Rows:
::::::::::

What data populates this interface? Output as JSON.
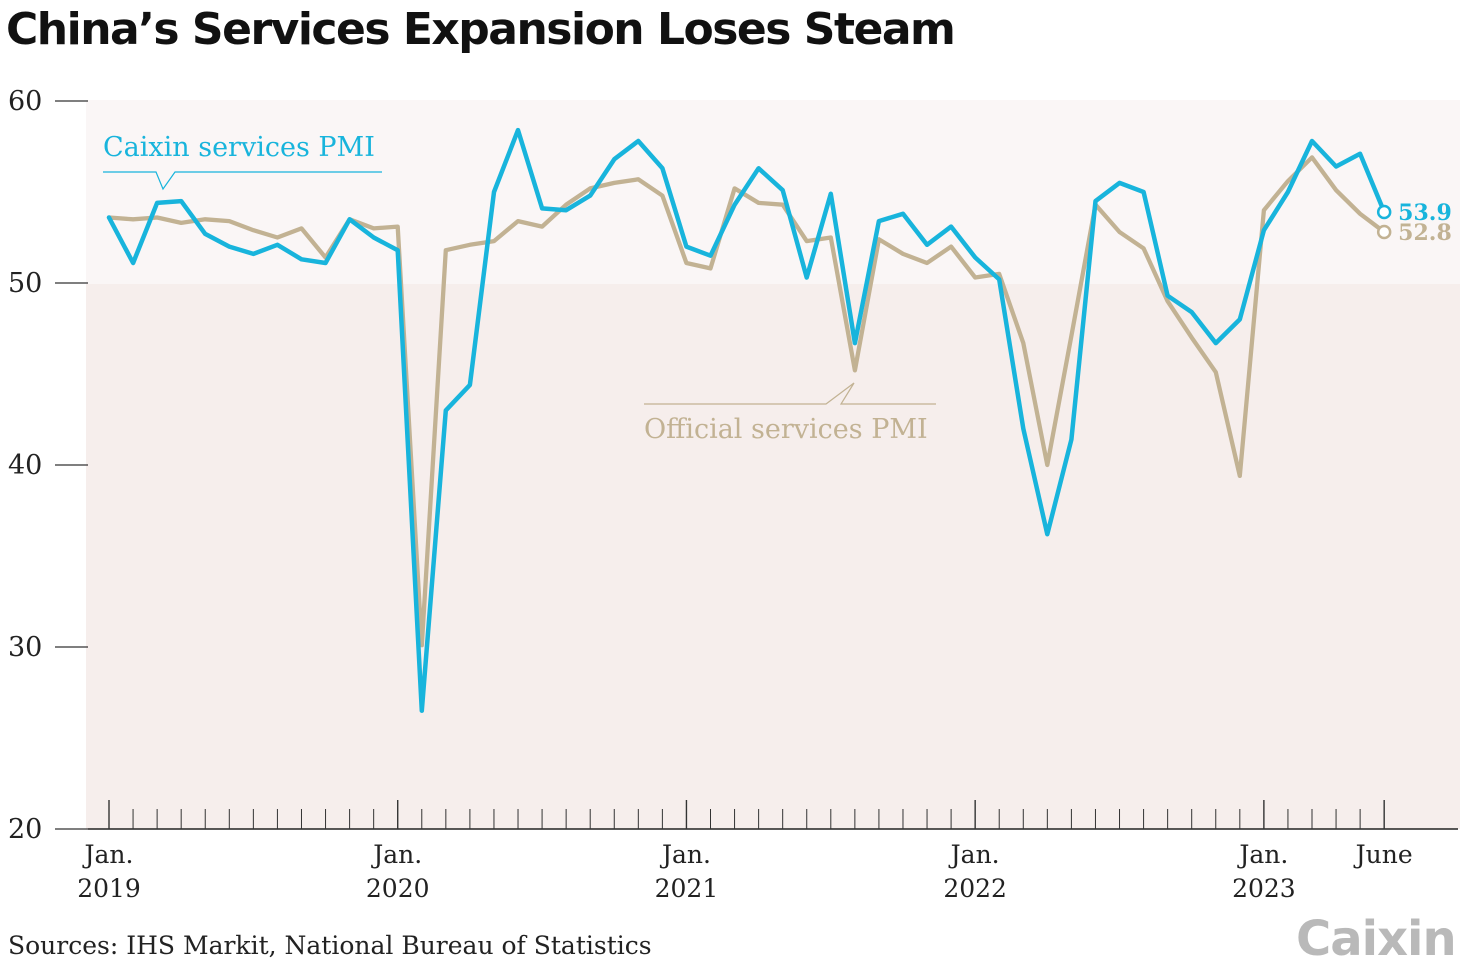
{
  "title": "China’s Services Expansion Loses Steam",
  "source": "Sources: IHS Markit, National Bureau of Statistics",
  "logo": "Caixin",
  "colors": {
    "caixin": "#18b4dc",
    "official": "#c2b293",
    "band_above": "#faf6f6",
    "band_below": "#f6eeec"
  },
  "chart_data": {
    "type": "line",
    "title": "China’s Services Expansion Loses Steam",
    "xlabel": "",
    "ylabel": "",
    "ylim": [
      20,
      60
    ],
    "yticks": [
      "60",
      "50",
      "40",
      "30",
      "20"
    ],
    "reference_line": 50,
    "grid": false,
    "x_range": [
      "2019-01",
      "2023-06"
    ],
    "xtick_labels": [
      {
        "month": "Jan.",
        "year": "2019"
      },
      {
        "month": "Jan.",
        "year": "2020"
      },
      {
        "month": "Jan.",
        "year": "2021"
      },
      {
        "month": "Jan.",
        "year": "2022"
      },
      {
        "month": "Jan.",
        "year": "2023"
      },
      {
        "month": "June",
        "year": ""
      }
    ],
    "x": [
      "2019-01",
      "2019-02",
      "2019-03",
      "2019-04",
      "2019-05",
      "2019-06",
      "2019-07",
      "2019-08",
      "2019-09",
      "2019-10",
      "2019-11",
      "2019-12",
      "2020-01",
      "2020-02",
      "2020-03",
      "2020-04",
      "2020-05",
      "2020-06",
      "2020-07",
      "2020-08",
      "2020-09",
      "2020-10",
      "2020-11",
      "2020-12",
      "2021-01",
      "2021-02",
      "2021-03",
      "2021-04",
      "2021-05",
      "2021-06",
      "2021-07",
      "2021-08",
      "2021-09",
      "2021-10",
      "2021-11",
      "2021-12",
      "2022-01",
      "2022-02",
      "2022-03",
      "2022-04",
      "2022-05",
      "2022-06",
      "2022-07",
      "2022-08",
      "2022-09",
      "2022-10",
      "2022-11",
      "2022-12",
      "2023-01",
      "2023-02",
      "2023-03",
      "2023-04",
      "2023-05",
      "2023-06"
    ],
    "series": [
      {
        "name": "Official services PMI",
        "color": "#c2b293",
        "label_position": "below-center",
        "end_label": "52.8",
        "values": [
          53.6,
          53.5,
          53.6,
          53.3,
          53.5,
          53.4,
          52.9,
          52.5,
          53.0,
          51.4,
          53.5,
          53.0,
          53.1,
          30.1,
          51.8,
          52.1,
          52.3,
          53.4,
          53.1,
          54.3,
          55.2,
          55.5,
          55.7,
          54.8,
          51.1,
          50.8,
          55.2,
          54.4,
          54.3,
          52.3,
          52.5,
          45.2,
          52.4,
          51.6,
          51.1,
          52.0,
          50.3,
          50.5,
          46.7,
          40.0,
          47.1,
          54.3,
          52.8,
          51.9,
          49.0,
          47.0,
          45.1,
          39.4,
          54.0,
          55.6,
          56.9,
          55.1,
          53.8,
          52.8
        ]
      },
      {
        "name": "Caixin services PMI",
        "color": "#18b4dc",
        "label_position": "top-left",
        "end_label": "53.9",
        "values": [
          53.6,
          51.1,
          54.4,
          54.5,
          52.7,
          52.0,
          51.6,
          52.1,
          51.3,
          51.1,
          53.5,
          52.5,
          51.8,
          26.5,
          43.0,
          44.4,
          55.0,
          58.4,
          54.1,
          54.0,
          54.8,
          56.8,
          57.8,
          56.3,
          52.0,
          51.5,
          54.3,
          56.3,
          55.1,
          50.3,
          54.9,
          46.7,
          53.4,
          53.8,
          52.1,
          53.1,
          51.4,
          50.2,
          42.0,
          36.2,
          41.4,
          54.5,
          55.5,
          55.0,
          49.3,
          48.4,
          46.7,
          48.0,
          52.9,
          55.0,
          57.8,
          56.4,
          57.1,
          53.9
        ]
      }
    ]
  }
}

::::::::::

Exercise task: Lines that hold the word "Loses" are the ones to return, every one of them.

Exercise output:
  "title": "China’s Services Expansion Loses Steam",
    "title": "China’s Services Expansion Loses Steam",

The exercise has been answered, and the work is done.